Instructions for the task | Exact repetition is required: output every record in full.

□ □ □ □ □ □ □

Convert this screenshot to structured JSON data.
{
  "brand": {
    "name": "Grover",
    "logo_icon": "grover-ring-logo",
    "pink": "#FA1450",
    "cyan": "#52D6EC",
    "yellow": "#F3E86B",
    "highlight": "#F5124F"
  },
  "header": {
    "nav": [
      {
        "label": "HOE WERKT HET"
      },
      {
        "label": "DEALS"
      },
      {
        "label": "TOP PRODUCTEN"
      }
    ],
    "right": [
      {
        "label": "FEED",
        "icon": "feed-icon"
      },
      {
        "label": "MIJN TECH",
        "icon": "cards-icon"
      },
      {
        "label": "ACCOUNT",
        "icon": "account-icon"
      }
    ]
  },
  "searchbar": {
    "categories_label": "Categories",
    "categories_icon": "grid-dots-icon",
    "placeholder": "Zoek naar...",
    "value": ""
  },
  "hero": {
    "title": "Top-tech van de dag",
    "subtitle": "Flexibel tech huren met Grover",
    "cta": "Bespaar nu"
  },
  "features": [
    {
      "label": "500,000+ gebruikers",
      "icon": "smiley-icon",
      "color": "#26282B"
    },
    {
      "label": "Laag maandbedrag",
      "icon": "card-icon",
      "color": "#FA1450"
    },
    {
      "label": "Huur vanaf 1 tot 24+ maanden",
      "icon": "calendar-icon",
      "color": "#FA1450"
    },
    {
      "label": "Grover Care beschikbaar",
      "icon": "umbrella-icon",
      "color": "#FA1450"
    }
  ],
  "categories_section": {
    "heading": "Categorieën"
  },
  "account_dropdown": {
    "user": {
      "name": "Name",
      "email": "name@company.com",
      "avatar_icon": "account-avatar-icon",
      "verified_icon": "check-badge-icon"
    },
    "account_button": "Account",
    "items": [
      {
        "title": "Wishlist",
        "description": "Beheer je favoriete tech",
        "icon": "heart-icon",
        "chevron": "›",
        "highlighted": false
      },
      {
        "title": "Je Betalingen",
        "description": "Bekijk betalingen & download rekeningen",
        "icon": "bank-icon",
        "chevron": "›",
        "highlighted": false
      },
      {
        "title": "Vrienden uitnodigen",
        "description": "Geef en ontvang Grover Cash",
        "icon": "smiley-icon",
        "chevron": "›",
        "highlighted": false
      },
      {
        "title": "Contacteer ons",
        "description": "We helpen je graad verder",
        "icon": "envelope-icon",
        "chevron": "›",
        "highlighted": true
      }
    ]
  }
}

□ □ □ □ □ □ □

Answer to this exercise |
Convert this screenshot to structured JSON data.
{
  "brand": {
    "name": "Grover",
    "logo_icon": "grover-ring-logo",
    "pink": "#FA1450",
    "cyan": "#52D6EC",
    "yellow": "#F3E86B",
    "highlight": "#F5124F"
  },
  "header": {
    "nav": [
      {
        "label": "HOE WERKT HET"
      },
      {
        "label": "DEALS"
      },
      {
        "label": "TOP PRODUCTEN"
      }
    ],
    "right": [
      {
        "label": "FEED",
        "icon": "feed-icon"
      },
      {
        "label": "MIJN TECH",
        "icon": "cards-icon"
      },
      {
        "label": "ACCOUNT",
        "icon": "account-icon"
      }
    ]
  },
  "searchbar": {
    "categories_label": "Categories",
    "categories_icon": "grid-dots-icon",
    "placeholder": "Zoek naar...",
    "value": ""
  },
  "hero": {
    "title": "Top-tech van de dag",
    "subtitle": "Flexibel tech huren met Grover",
    "cta": "Bespaar nu"
  },
  "features": [
    {
      "label": "500,000+ gebruikers",
      "icon": "smiley-icon",
      "color": "#26282B"
    },
    {
      "label": "Laag maandbedrag",
      "icon": "card-icon",
      "color": "#FA1450"
    },
    {
      "label": "Huur vanaf 1 tot 24+ maanden",
      "icon": "calendar-icon",
      "color": "#FA1450"
    },
    {
      "label": "Grover Care beschikbaar",
      "icon": "umbrella-icon",
      "color": "#FA1450"
    }
  ],
  "categories_section": {
    "heading": "Categorieën"
  },
  "account_dropdown": {
    "user": {
      "name": "Name",
      "email": "name@company.com",
      "avatar_icon": "account-avatar-icon",
      "verified_icon": "check-badge-icon"
    },
    "account_button": "Account",
    "items": [
      {
        "title": "Wishlist",
        "description": "Beheer je favoriete tech",
        "icon": "heart-icon",
        "chevron": "›",
        "highlighted": false
      },
      {
        "title": "Je Betalingen",
        "description": "Bekijk betalingen & download rekeningen",
        "icon": "bank-icon",
        "chevron": "›",
        "highlighted": false
      },
      {
        "title": "Vrienden uitnodigen",
        "description": "Geef en ontvang Grover Cash",
        "icon": "smiley-icon",
        "chevron": "›",
        "highlighted": false
      },
      {
        "title": "Contacteer ons",
        "description": "We helpen je graad verder",
        "icon": "envelope-icon",
        "chevron": "›",
        "highlighted": true
      }
    ]
  }
}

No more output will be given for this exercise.